— MATERIAL FOR THIS EXERCISE —
################

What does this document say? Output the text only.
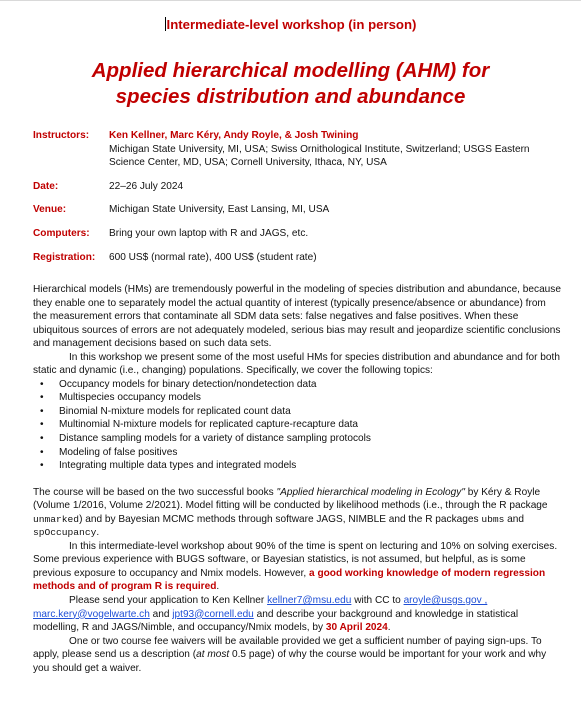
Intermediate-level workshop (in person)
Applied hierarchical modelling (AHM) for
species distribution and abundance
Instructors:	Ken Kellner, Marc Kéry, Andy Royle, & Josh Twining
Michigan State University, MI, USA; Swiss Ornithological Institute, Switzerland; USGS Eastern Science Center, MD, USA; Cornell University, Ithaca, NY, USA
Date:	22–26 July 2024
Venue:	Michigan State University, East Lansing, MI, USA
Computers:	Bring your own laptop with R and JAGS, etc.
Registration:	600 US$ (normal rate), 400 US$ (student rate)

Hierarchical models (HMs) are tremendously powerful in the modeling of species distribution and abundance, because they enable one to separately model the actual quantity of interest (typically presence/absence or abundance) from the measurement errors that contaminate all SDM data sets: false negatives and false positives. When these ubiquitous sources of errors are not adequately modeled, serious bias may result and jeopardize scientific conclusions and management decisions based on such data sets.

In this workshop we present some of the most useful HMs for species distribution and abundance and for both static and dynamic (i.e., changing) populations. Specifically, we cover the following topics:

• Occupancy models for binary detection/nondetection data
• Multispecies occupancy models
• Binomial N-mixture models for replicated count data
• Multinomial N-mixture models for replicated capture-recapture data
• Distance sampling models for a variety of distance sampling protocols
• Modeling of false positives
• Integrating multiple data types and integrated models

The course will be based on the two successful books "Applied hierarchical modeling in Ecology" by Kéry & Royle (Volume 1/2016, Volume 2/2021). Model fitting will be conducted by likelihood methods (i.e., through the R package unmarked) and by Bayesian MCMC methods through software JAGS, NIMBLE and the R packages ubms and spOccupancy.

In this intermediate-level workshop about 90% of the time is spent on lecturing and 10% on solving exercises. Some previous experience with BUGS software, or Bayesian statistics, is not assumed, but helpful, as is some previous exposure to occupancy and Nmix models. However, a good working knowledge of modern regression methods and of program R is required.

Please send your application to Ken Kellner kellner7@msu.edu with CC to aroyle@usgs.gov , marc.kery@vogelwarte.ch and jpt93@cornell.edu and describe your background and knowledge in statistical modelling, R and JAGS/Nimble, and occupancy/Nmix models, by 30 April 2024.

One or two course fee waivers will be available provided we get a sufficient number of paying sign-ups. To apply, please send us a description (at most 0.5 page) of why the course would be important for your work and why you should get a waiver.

################

Repeat the data above exactly, but not the pictures.

— TASK RESPONSE —
What does this document say? Output the text only.
Intermediate-level workshop (in person)
Applied hierarchical modelling (AHM) for
species distribution and abundance
Instructors:	Ken Kellner, Marc Kéry, Andy Royle, & Josh Twining
Michigan State University, MI, USA; Swiss Ornithological Institute, Switzerland; USGS Eastern Science Center, MD, USA; Cornell University, Ithaca, NY, USA
Date:	22–26 July 2024
Venue:	Michigan State University, East Lansing, MI, USA
Computers:	Bring your own laptop with R and JAGS, etc.
Registration:	600 US$ (normal rate), 400 US$ (student rate)

Hierarchical models (HMs) are tremendously powerful in the modeling of species distribution and abundance, because they enable one to separately model the actual quantity of interest (typically presence/absence or abundance) from the measurement errors that contaminate all SDM data sets: false negatives and false positives. When these ubiquitous sources of errors are not adequately modeled, serious bias may result and jeopardize scientific conclusions and management decisions based on such data sets.

In this workshop we present some of the most useful HMs for species distribution and abundance and for both static and dynamic (i.e., changing) populations. Specifically, we cover the following topics:

• Occupancy models for binary detection/nondetection data
• Multispecies occupancy models
• Binomial N-mixture models for replicated count data
• Multinomial N-mixture models for replicated capture-recapture data
• Distance sampling models for a variety of distance sampling protocols
• Modeling of false positives
• Integrating multiple data types and integrated models

The course will be based on the two successful books "Applied hierarchical modeling in Ecology" by Kéry & Royle (Volume 1/2016, Volume 2/2021). Model fitting will be conducted by likelihood methods (i.e., through the R package unmarked) and by Bayesian MCMC methods through software JAGS, NIMBLE and the R packages ubms and spOccupancy.

In this intermediate-level workshop about 90% of the time is spent on lecturing and 10% on solving exercises. Some previous experience with BUGS software, or Bayesian statistics, is not assumed, but helpful, as is some previous exposure to occupancy and Nmix models. However, a good working knowledge of modern regression methods and of program R is required.

Please send your application to Ken Kellner kellner7@msu.edu with CC to aroyle@usgs.gov , marc.kery@vogelwarte.ch and jpt93@cornell.edu and describe your background and knowledge in statistical modelling, R and JAGS/Nimble, and occupancy/Nmix models, by 30 April 2024.

One or two course fee waivers will be available provided we get a sufficient number of paying sign-ups. To apply, please send us a description (at most 0.5 page) of why the course would be important for your work and why you should get a waiver.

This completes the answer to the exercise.